* Passage shown *
To the Editor: As a geriatrician providing home‐based primary care in New York City during the coronavirus disease 2019 (COVID‐19) pandemic, I have received two types of emergency calls from my patients or their families. The first came when one of my patients developed a new fever or cough and the possibility of serious COVID‐19 loomed. The second type caused equal anxiety: a patient unexpectedly lost access to paid home care. Although my medical training and experience prepared me for the first, the second type of emergency felt insurmountable.
Paid caregivers (i.e. home health aides, personal care attendants, or other direct care workers) provide essential at‐home assistance with daily tasks such as cooking, bathing, and medication management for individuals with functional and cognitive disability. In the United States, nearly 30% of those who reported rarely or never leaving the home received paid care 1 and about one‐half of those with advanced dementia living at home received paid care. 2 In my New York City practice, the numbers are even higher: most (80%) of patients receive paid care. Without this care, they could not remain in the community.

* What you need to do *
A. From the letter on paid home care above, quote everything from "Paid caregivers (i.e." down to "in the community.".
B. Answer these questions using the letter on paid home care above:
(i) What percentage of patients in the writer's New York City practice receive paid care?
(ii) About what proportion of people with advanced dementia living at home received paid care?
(iii) Which of the two types of emergency calls did the writer's medical training and experience prepare them for?

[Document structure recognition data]
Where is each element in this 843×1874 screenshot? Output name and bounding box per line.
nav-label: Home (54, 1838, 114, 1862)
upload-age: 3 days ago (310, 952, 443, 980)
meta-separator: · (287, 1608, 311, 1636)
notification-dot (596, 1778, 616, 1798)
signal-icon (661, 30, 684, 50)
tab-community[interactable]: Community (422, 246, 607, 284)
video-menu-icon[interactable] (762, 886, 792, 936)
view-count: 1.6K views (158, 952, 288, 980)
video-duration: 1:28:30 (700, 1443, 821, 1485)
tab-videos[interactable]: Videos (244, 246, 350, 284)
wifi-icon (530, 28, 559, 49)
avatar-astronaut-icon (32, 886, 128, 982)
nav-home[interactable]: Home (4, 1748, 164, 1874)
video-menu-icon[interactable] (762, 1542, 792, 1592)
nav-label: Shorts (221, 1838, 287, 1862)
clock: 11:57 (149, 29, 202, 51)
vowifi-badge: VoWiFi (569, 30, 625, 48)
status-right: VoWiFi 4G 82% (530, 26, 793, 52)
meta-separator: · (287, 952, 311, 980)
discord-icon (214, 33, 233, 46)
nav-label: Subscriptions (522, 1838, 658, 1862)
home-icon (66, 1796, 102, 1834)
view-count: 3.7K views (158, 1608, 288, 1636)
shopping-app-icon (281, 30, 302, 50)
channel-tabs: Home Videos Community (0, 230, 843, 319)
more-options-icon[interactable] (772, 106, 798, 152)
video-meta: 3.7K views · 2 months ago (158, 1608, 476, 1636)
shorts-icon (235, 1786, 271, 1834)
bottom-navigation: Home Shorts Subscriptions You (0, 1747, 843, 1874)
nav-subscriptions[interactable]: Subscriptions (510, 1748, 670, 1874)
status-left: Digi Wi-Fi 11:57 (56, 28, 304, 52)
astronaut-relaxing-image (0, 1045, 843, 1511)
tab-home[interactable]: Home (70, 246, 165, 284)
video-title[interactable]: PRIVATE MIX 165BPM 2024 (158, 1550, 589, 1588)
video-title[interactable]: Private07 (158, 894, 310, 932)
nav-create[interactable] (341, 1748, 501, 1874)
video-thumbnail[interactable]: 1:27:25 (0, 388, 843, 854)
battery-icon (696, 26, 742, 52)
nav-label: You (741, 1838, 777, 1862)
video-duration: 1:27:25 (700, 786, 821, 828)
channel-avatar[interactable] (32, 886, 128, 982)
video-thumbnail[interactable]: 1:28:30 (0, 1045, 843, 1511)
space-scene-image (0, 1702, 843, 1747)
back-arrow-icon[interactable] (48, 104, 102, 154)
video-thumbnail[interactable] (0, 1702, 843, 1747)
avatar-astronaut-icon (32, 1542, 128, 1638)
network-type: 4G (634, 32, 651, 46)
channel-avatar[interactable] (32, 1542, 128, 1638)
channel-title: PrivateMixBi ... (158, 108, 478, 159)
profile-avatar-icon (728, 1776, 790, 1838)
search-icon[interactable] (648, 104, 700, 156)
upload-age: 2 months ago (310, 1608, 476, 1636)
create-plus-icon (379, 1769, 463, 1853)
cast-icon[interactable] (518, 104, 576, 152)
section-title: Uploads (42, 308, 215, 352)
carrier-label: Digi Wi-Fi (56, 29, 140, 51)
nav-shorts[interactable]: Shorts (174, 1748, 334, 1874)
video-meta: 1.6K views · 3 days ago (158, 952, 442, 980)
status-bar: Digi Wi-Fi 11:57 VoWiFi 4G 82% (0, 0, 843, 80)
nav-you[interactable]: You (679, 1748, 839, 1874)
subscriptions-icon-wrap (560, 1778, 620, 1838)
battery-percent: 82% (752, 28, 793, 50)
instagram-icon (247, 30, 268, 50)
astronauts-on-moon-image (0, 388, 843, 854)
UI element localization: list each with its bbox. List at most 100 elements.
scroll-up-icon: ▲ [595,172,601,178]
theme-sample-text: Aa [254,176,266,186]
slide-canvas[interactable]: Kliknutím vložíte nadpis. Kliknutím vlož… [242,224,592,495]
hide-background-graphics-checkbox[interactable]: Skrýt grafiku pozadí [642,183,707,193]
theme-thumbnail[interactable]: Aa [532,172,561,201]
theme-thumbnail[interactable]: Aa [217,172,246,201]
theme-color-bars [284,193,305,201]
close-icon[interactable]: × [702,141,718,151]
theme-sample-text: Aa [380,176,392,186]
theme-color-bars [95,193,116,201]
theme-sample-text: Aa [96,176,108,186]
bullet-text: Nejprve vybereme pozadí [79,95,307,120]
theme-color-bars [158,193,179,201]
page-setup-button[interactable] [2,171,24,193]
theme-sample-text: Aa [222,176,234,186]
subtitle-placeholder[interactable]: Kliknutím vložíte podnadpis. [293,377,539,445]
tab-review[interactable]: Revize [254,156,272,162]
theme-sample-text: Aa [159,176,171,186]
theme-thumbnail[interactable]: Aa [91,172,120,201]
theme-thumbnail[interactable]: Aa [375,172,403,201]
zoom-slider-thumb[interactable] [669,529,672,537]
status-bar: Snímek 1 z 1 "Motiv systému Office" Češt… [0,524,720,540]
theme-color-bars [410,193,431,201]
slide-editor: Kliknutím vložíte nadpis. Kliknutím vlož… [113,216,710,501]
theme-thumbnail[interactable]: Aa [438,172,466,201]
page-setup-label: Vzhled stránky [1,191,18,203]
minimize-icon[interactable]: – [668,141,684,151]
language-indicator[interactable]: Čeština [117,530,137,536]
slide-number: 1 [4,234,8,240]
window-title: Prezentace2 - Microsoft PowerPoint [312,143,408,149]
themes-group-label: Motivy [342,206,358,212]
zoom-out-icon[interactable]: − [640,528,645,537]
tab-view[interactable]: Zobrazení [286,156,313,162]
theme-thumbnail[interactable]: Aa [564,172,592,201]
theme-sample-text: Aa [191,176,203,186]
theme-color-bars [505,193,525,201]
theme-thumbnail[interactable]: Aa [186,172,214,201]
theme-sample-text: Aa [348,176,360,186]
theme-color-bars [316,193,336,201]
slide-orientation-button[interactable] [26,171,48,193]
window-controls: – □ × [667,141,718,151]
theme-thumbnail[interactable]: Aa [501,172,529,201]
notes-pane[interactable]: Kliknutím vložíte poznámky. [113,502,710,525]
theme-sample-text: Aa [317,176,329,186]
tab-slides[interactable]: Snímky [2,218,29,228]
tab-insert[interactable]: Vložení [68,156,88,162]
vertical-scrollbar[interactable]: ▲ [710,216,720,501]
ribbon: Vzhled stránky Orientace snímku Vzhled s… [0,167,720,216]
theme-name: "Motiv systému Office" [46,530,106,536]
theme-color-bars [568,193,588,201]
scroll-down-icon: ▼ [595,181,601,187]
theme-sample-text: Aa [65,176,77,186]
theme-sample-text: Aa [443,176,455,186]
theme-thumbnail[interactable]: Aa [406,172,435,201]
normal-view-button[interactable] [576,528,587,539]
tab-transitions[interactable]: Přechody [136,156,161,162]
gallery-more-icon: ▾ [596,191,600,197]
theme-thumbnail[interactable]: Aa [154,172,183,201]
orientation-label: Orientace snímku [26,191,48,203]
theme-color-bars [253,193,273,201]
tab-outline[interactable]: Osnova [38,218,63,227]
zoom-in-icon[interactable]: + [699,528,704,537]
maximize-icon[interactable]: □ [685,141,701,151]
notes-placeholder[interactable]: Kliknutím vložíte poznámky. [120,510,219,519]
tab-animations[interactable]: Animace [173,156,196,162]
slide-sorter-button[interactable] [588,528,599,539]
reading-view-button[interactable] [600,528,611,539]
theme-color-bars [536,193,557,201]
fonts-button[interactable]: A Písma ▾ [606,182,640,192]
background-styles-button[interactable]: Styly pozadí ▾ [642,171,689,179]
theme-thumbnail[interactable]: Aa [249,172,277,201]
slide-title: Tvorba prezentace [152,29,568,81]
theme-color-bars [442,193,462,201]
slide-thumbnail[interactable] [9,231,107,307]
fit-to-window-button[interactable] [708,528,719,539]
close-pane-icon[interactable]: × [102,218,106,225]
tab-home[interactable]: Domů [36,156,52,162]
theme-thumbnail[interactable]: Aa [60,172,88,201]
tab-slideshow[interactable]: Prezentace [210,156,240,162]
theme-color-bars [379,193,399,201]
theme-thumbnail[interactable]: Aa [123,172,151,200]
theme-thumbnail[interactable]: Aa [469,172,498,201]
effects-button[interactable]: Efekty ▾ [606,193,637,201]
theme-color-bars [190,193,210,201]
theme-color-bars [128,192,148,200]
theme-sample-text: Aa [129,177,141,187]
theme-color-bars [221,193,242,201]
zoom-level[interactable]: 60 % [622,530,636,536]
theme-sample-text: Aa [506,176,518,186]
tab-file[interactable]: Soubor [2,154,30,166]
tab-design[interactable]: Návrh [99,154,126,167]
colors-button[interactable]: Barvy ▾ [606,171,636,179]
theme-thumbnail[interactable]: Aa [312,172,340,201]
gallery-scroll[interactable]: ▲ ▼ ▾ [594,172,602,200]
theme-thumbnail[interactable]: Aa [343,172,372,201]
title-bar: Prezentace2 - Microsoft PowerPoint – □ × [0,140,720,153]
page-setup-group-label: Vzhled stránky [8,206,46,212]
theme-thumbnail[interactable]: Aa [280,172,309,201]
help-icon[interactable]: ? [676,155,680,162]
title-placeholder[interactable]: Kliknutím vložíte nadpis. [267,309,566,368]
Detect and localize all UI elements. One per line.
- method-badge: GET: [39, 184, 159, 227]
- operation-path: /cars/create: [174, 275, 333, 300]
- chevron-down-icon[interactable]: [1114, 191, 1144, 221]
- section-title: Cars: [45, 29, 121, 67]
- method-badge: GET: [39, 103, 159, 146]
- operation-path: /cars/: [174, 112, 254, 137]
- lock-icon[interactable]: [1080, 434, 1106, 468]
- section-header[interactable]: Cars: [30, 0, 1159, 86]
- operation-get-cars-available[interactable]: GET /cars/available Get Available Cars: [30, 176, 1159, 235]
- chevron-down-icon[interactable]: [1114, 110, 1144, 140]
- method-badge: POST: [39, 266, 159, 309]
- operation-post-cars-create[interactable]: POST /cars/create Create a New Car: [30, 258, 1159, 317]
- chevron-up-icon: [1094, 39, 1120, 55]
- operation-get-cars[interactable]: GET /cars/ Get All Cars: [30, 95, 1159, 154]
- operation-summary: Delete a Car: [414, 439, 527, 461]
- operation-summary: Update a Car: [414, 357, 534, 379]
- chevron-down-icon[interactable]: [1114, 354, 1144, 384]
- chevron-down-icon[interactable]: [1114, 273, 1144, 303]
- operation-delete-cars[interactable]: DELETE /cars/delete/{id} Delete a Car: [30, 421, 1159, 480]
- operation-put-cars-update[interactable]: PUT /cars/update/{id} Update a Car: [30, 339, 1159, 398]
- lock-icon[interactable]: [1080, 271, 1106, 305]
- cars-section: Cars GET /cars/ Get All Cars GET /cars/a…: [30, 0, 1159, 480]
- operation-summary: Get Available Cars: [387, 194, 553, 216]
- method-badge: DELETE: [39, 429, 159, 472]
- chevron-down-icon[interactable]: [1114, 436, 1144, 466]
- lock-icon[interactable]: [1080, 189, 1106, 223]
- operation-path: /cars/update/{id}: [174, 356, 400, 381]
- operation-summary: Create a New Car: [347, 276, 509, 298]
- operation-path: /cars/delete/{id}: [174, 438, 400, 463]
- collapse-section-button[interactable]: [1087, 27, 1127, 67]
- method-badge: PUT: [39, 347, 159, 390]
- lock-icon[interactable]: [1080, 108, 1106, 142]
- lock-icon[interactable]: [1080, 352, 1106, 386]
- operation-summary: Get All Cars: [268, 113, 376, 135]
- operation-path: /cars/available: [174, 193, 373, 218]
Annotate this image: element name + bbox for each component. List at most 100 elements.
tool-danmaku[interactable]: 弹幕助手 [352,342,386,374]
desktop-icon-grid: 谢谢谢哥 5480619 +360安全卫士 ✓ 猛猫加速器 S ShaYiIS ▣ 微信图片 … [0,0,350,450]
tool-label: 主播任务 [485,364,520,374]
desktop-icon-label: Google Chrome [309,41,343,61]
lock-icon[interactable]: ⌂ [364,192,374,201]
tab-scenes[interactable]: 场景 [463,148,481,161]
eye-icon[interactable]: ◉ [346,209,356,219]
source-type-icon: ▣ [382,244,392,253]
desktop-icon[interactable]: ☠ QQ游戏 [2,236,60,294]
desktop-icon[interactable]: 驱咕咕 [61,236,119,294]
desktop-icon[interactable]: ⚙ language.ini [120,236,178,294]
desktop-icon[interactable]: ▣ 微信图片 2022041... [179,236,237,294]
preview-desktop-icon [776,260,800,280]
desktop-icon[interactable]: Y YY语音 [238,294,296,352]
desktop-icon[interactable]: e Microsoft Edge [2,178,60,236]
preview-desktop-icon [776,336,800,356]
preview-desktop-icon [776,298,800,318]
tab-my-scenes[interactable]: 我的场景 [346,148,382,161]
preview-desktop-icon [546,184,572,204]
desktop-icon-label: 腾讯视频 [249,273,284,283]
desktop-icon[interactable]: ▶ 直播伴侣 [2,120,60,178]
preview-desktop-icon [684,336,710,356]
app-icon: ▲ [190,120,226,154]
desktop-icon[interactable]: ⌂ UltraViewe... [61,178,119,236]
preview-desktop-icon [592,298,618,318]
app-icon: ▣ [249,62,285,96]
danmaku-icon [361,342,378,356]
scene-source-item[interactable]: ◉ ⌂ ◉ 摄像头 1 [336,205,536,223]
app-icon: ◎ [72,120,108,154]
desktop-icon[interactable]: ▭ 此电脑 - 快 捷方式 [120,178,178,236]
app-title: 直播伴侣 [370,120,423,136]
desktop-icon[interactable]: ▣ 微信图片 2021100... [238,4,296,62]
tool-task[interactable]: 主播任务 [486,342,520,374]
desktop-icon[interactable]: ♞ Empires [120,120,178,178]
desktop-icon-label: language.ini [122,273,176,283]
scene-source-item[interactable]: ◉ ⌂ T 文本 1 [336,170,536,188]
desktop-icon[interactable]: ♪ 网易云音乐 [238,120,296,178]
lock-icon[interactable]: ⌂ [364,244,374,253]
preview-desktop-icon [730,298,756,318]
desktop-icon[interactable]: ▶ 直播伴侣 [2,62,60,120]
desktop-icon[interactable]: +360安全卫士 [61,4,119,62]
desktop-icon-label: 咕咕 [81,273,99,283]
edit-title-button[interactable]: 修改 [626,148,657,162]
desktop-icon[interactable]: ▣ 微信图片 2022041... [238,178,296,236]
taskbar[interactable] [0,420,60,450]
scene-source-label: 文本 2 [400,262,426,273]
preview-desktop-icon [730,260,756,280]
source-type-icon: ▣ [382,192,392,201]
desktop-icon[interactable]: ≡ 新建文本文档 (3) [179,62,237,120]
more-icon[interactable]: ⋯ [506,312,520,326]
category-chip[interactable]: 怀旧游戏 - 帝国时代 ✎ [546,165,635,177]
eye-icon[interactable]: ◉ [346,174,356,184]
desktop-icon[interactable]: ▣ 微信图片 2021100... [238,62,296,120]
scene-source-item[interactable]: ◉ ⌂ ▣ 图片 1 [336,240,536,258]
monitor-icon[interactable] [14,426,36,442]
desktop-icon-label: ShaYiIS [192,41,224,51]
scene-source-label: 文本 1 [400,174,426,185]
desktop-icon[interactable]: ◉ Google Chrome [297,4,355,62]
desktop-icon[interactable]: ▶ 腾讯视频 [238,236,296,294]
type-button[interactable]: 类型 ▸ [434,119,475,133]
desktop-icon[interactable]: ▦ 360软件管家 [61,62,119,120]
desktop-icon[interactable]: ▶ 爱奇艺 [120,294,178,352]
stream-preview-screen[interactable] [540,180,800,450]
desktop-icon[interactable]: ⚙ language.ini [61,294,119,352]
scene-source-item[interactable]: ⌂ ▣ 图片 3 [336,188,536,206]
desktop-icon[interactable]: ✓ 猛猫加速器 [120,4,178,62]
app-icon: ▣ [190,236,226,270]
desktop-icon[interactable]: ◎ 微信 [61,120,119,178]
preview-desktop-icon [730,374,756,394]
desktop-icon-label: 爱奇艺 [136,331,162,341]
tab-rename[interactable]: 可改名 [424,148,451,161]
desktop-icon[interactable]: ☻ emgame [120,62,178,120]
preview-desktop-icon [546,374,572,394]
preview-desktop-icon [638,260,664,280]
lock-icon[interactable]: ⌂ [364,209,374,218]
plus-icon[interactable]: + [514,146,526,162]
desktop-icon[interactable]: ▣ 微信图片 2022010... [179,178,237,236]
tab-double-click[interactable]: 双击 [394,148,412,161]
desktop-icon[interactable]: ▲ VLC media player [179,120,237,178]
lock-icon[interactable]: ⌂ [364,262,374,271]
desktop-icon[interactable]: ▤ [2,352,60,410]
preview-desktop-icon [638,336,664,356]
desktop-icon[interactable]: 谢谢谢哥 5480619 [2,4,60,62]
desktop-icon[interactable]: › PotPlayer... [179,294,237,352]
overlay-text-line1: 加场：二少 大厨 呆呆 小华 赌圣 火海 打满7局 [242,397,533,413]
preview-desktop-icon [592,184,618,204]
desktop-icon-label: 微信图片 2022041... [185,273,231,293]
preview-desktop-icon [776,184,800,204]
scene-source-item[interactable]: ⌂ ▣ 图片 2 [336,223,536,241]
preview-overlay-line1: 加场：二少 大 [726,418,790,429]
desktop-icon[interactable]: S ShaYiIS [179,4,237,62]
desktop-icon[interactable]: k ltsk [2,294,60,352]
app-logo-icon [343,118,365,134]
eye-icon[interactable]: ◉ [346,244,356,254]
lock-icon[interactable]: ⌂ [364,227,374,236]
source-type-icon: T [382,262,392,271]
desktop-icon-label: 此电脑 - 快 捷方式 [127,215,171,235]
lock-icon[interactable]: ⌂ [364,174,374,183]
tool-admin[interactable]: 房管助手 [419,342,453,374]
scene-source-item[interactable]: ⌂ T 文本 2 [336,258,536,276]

* Solution set *
A.
Paid caregivers (i.e. home health aides, personal care attendants, or other direct care workers) provide essential at‐home assistance with daily tasks such as cooking, bathing, and medication management for individuals with functional and cognitive disability. In the United States, nearly 30% of those who reported rarely or never leaving the home received paid care 1 and about one‐half of those with advanced dementia living at home received paid care. 2 In my New York City practice, the numbers are even higher: most (80%) of patients receive paid care. Without this care, they could not remain in the community.

B.
(i) 80%
(ii) About one-half
(iii) The first type: a patient developed a new fever or cough and the possibility of serious COVID-19 loomed.